### Given task:
Send each entry back exactly as given, pictures excluded.
—————
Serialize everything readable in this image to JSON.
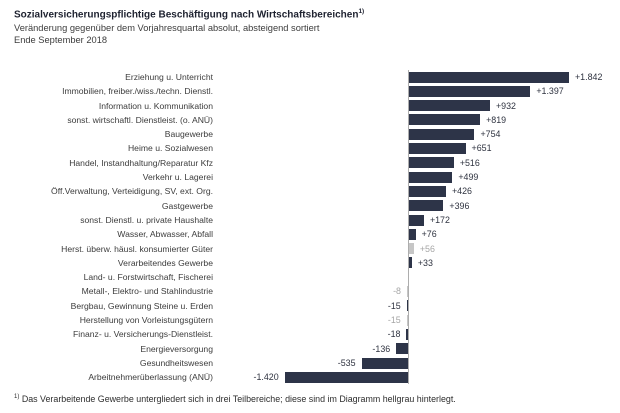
{
  "header": {
    "title": "Sozialversicherungspflichtige Beschäftigung nach Wirtschaftsbereichen",
    "title_superscript": "1)",
    "subtitle": "Veränderung gegenüber dem Vorjahresquartal absolut, absteigend sortiert",
    "period": "Ende September 2018"
  },
  "footnote": {
    "superscript": "1)",
    "text": "Das Verarbeitende Gewerbe untergliedert sich in drei Teilbereiche; diese sind im Diagramm hellgrau hinterlegt."
  },
  "colors": {
    "bar_primary": "#2d3448",
    "bar_highlight": "#c6c6c6",
    "value_primary": "#2f3340",
    "value_highlight": "#a6a6a6",
    "label_text": "#3c3c3c",
    "axis_line": "#adadad"
  },
  "chart_data": {
    "type": "bar",
    "orientation": "horizontal",
    "title": "Sozialversicherungspflichtige Beschäftigung nach Wirtschaftsbereichen 1)",
    "subtitle": "Veränderung gegenüber dem Vorjahresquartal absolut, absteigend sortiert",
    "period": "Ende September 2018",
    "sort": "absteigend",
    "value_range": [
      -1420,
      1842
    ],
    "grid": false,
    "legend": false,
    "highlight_note": "hellgrau = Teilbereiche des Verarbeitenden Gewerbes",
    "rows": [
      {
        "label": "Erziehung u. Unterricht",
        "value": 1842,
        "display": "+1.842",
        "gray": false
      },
      {
        "label": "Immobilien, freiber./wiss./techn. Dienstl.",
        "value": 1397,
        "display": "+1.397",
        "gray": false
      },
      {
        "label": "Information u. Kommunikation",
        "value": 932,
        "display": "+932",
        "gray": false
      },
      {
        "label": "sonst. wirtschaftl. Dienstleist. (o. ANÜ)",
        "value": 819,
        "display": "+819",
        "gray": false
      },
      {
        "label": "Baugewerbe",
        "value": 754,
        "display": "+754",
        "gray": false
      },
      {
        "label": "Heime u. Sozialwesen",
        "value": 651,
        "display": "+651",
        "gray": false
      },
      {
        "label": "Handel, Instandhaltung/Reparatur Kfz",
        "value": 516,
        "display": "+516",
        "gray": false
      },
      {
        "label": "Verkehr u. Lagerei",
        "value": 499,
        "display": "+499",
        "gray": false
      },
      {
        "label": "Öff.Verwaltung, Verteidigung, SV, ext. Org.",
        "value": 426,
        "display": "+426",
        "gray": false
      },
      {
        "label": "Gastgewerbe",
        "value": 396,
        "display": "+396",
        "gray": false
      },
      {
        "label": "sonst. Dienstl. u. private Haushalte",
        "value": 172,
        "display": "+172",
        "gray": false
      },
      {
        "label": "Wasser, Abwasser, Abfall",
        "value": 76,
        "display": "+76",
        "gray": false
      },
      {
        "label": "Herst. überw. häusl. konsumierter Güter",
        "value": 56,
        "display": "+56",
        "gray": true
      },
      {
        "label": "Verarbeitendes Gewerbe",
        "value": 33,
        "display": "+33",
        "gray": false
      },
      {
        "label": "Land- u. Forstwirtschaft, Fischerei",
        "value": 0,
        "display": "",
        "gray": false
      },
      {
        "label": "Metall-, Elektro- und Stahlindustrie",
        "value": -8,
        "display": "-8",
        "gray": true
      },
      {
        "label": "Bergbau, Gewinnung Steine u. Erden",
        "value": -15,
        "display": "-15",
        "gray": false
      },
      {
        "label": "Herstellung von Vorleistungsgütern",
        "value": -15,
        "display": "-15",
        "gray": true
      },
      {
        "label": "Finanz- u. Versicherungs-Dienstleist.",
        "value": -18,
        "display": "-18",
        "gray": false
      },
      {
        "label": "Energieversorgung",
        "value": -136,
        "display": "-136",
        "gray": false
      },
      {
        "label": "Gesundheitswesen",
        "value": -535,
        "display": "-535",
        "gray": false
      },
      {
        "label": "Arbeitnehmerüberlassung (ANÜ)",
        "value": -1420,
        "display": "-1.420",
        "gray": false
      }
    ]
  }
}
—————
### Exercise result:
Serialize everything readable in this image to JSON.
{
  "header": {
    "title": "Sozialversicherungspflichtige Beschäftigung nach Wirtschaftsbereichen",
    "title_superscript": "1)",
    "subtitle": "Veränderung gegenüber dem Vorjahresquartal absolut, absteigend sortiert",
    "period": "Ende September 2018"
  },
  "footnote": {
    "superscript": "1)",
    "text": "Das Verarbeitende Gewerbe untergliedert sich in drei Teilbereiche; diese sind im Diagramm hellgrau hinterlegt."
  },
  "colors": {
    "bar_primary": "#2d3448",
    "bar_highlight": "#c6c6c6",
    "value_primary": "#2f3340",
    "value_highlight": "#a6a6a6",
    "label_text": "#3c3c3c",
    "axis_line": "#adadad"
  },
  "chart_data": {
    "type": "bar",
    "orientation": "horizontal",
    "title": "Sozialversicherungspflichtige Beschäftigung nach Wirtschaftsbereichen 1)",
    "subtitle": "Veränderung gegenüber dem Vorjahresquartal absolut, absteigend sortiert",
    "period": "Ende September 2018",
    "sort": "absteigend",
    "value_range": [
      -1420,
      1842
    ],
    "grid": false,
    "legend": false,
    "highlight_note": "hellgrau = Teilbereiche des Verarbeitenden Gewerbes",
    "rows": [
      {
        "label": "Erziehung u. Unterricht",
        "value": 1842,
        "display": "+1.842",
        "gray": false
      },
      {
        "label": "Immobilien, freiber./wiss./techn. Dienstl.",
        "value": 1397,
        "display": "+1.397",
        "gray": false
      },
      {
        "label": "Information u. Kommunikation",
        "value": 932,
        "display": "+932",
        "gray": false
      },
      {
        "label": "sonst. wirtschaftl. Dienstleist. (o. ANÜ)",
        "value": 819,
        "display": "+819",
        "gray": false
      },
      {
        "label": "Baugewerbe",
        "value": 754,
        "display": "+754",
        "gray": false
      },
      {
        "label": "Heime u. Sozialwesen",
        "value": 651,
        "display": "+651",
        "gray": false
      },
      {
        "label": "Handel, Instandhaltung/Reparatur Kfz",
        "value": 516,
        "display": "+516",
        "gray": false
      },
      {
        "label": "Verkehr u. Lagerei",
        "value": 499,
        "display": "+499",
        "gray": false
      },
      {
        "label": "Öff.Verwaltung, Verteidigung, SV, ext. Org.",
        "value": 426,
        "display": "+426",
        "gray": false
      },
      {
        "label": "Gastgewerbe",
        "value": 396,
        "display": "+396",
        "gray": false
      },
      {
        "label": "sonst. Dienstl. u. private Haushalte",
        "value": 172,
        "display": "+172",
        "gray": false
      },
      {
        "label": "Wasser, Abwasser, Abfall",
        "value": 76,
        "display": "+76",
        "gray": false
      },
      {
        "label": "Herst. überw. häusl. konsumierter Güter",
        "value": 56,
        "display": "+56",
        "gray": true
      },
      {
        "label": "Verarbeitendes Gewerbe",
        "value": 33,
        "display": "+33",
        "gray": false
      },
      {
        "label": "Land- u. Forstwirtschaft, Fischerei",
        "value": 0,
        "display": "",
        "gray": false
      },
      {
        "label": "Metall-, Elektro- und Stahlindustrie",
        "value": -8,
        "display": "-8",
        "gray": true
      },
      {
        "label": "Bergbau, Gewinnung Steine u. Erden",
        "value": -15,
        "display": "-15",
        "gray": false
      },
      {
        "label": "Herstellung von Vorleistungsgütern",
        "value": -15,
        "display": "-15",
        "gray": true
      },
      {
        "label": "Finanz- u. Versicherungs-Dienstleist.",
        "value": -18,
        "display": "-18",
        "gray": false
      },
      {
        "label": "Energieversorgung",
        "value": -136,
        "display": "-136",
        "gray": false
      },
      {
        "label": "Gesundheitswesen",
        "value": -535,
        "display": "-535",
        "gray": false
      },
      {
        "label": "Arbeitnehmerüberlassung (ANÜ)",
        "value": -1420,
        "display": "-1.420",
        "gray": false
      }
    ]
  }
}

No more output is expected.